Would you retype all of these records exactly?

Stored dataset items:
──────────────────────────────

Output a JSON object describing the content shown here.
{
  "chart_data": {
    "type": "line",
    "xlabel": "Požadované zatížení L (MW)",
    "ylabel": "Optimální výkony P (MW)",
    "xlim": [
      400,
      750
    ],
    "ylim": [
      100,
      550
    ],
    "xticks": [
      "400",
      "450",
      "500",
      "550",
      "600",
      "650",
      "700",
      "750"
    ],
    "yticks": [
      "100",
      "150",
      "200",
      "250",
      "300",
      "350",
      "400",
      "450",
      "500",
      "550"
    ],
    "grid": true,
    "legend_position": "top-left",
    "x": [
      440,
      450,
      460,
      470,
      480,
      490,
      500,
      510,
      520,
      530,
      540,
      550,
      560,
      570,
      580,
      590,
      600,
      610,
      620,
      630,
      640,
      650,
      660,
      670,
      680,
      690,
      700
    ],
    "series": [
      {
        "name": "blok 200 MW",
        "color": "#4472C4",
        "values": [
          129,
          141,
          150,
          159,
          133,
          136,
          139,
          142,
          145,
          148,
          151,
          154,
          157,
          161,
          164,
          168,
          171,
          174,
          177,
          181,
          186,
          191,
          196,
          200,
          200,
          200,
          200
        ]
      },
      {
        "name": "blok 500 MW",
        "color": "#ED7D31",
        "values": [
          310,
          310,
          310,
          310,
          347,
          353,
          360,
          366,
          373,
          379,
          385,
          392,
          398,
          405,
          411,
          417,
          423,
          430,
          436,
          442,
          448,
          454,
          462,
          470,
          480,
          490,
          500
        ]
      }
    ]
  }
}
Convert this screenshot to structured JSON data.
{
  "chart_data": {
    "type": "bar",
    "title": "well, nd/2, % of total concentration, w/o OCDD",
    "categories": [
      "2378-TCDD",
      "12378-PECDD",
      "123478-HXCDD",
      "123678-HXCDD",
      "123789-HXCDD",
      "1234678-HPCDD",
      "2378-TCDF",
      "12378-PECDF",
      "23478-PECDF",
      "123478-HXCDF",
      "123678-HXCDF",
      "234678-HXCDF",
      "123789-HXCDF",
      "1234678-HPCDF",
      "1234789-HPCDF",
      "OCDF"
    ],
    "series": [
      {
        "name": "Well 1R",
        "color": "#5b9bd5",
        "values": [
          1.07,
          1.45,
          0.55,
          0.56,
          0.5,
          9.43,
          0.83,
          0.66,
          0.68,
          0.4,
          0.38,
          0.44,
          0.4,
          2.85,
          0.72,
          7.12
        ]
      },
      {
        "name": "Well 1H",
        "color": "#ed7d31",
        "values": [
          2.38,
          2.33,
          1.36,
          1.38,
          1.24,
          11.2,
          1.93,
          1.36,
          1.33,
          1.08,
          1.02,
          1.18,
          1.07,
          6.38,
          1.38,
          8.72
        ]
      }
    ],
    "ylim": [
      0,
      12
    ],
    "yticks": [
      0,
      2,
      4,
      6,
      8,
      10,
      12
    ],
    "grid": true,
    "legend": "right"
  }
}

──────────────────────────────

Finished answer:
Output a JSON object describing the content shown here.
{
  "chart_data": {
    "type": "line",
    "xlabel": "Požadované zatížení L (MW)",
    "ylabel": "Optimální výkony P (MW)",
    "xlim": [
      400,
      750
    ],
    "ylim": [
      100,
      550
    ],
    "xticks": [
      "400",
      "450",
      "500",
      "550",
      "600",
      "650",
      "700",
      "750"
    ],
    "yticks": [
      "100",
      "150",
      "200",
      "250",
      "300",
      "350",
      "400",
      "450",
      "500",
      "550"
    ],
    "grid": true,
    "legend_position": "top-left",
    "x": [
      440,
      450,
      460,
      470,
      480,
      490,
      500,
      510,
      520,
      530,
      540,
      550,
      560,
      570,
      580,
      590,
      600,
      610,
      620,
      630,
      640,
      650,
      660,
      670,
      680,
      690,
      700
    ],
    "series": [
      {
        "name": "blok 200 MW",
        "color": "#4472C4",
        "values": [
          129,
          141,
          150,
          159,
          133,
          136,
          139,
          142,
          145,
          148,
          151,
          154,
          157,
          161,
          164,
          168,
          171,
          174,
          177,
          181,
          186,
          191,
          196,
          200,
          200,
          200,
          200
        ]
      },
      {
        "name": "blok 500 MW",
        "color": "#ED7D31",
        "values": [
          310,
          310,
          310,
          310,
          347,
          353,
          360,
          366,
          373,
          379,
          385,
          392,
          398,
          405,
          411,
          417,
          423,
          430,
          436,
          442,
          448,
          454,
          462,
          470,
          480,
          490,
          500
        ]
      }
    ]
  }
}
Convert this screenshot to structured JSON data.
{
  "chart_data": {
    "type": "bar",
    "title": "well, nd/2, % of total concentration, w/o OCDD",
    "categories": [
      "2378-TCDD",
      "12378-PECDD",
      "123478-HXCDD",
      "123678-HXCDD",
      "123789-HXCDD",
      "1234678-HPCDD",
      "2378-TCDF",
      "12378-PECDF",
      "23478-PECDF",
      "123478-HXCDF",
      "123678-HXCDF",
      "234678-HXCDF",
      "123789-HXCDF",
      "1234678-HPCDF",
      "1234789-HPCDF",
      "OCDF"
    ],
    "series": [
      {
        "name": "Well 1R",
        "color": "#5b9bd5",
        "values": [
          1.07,
          1.45,
          0.55,
          0.56,
          0.5,
          9.43,
          0.83,
          0.66,
          0.68,
          0.4,
          0.38,
          0.44,
          0.4,
          2.85,
          0.72,
          7.12
        ]
      },
      {
        "name": "Well 1H",
        "color": "#ed7d31",
        "values": [
          2.38,
          2.33,
          1.36,
          1.38,
          1.24,
          11.2,
          1.93,
          1.36,
          1.33,
          1.08,
          1.02,
          1.18,
          1.07,
          6.38,
          1.38,
          8.72
        ]
      }
    ],
    "ylim": [
      0,
      12
    ],
    "yticks": [
      0,
      2,
      4,
      6,
      8,
      10,
      12
    ],
    "grid": true,
    "legend": "right"
  }
}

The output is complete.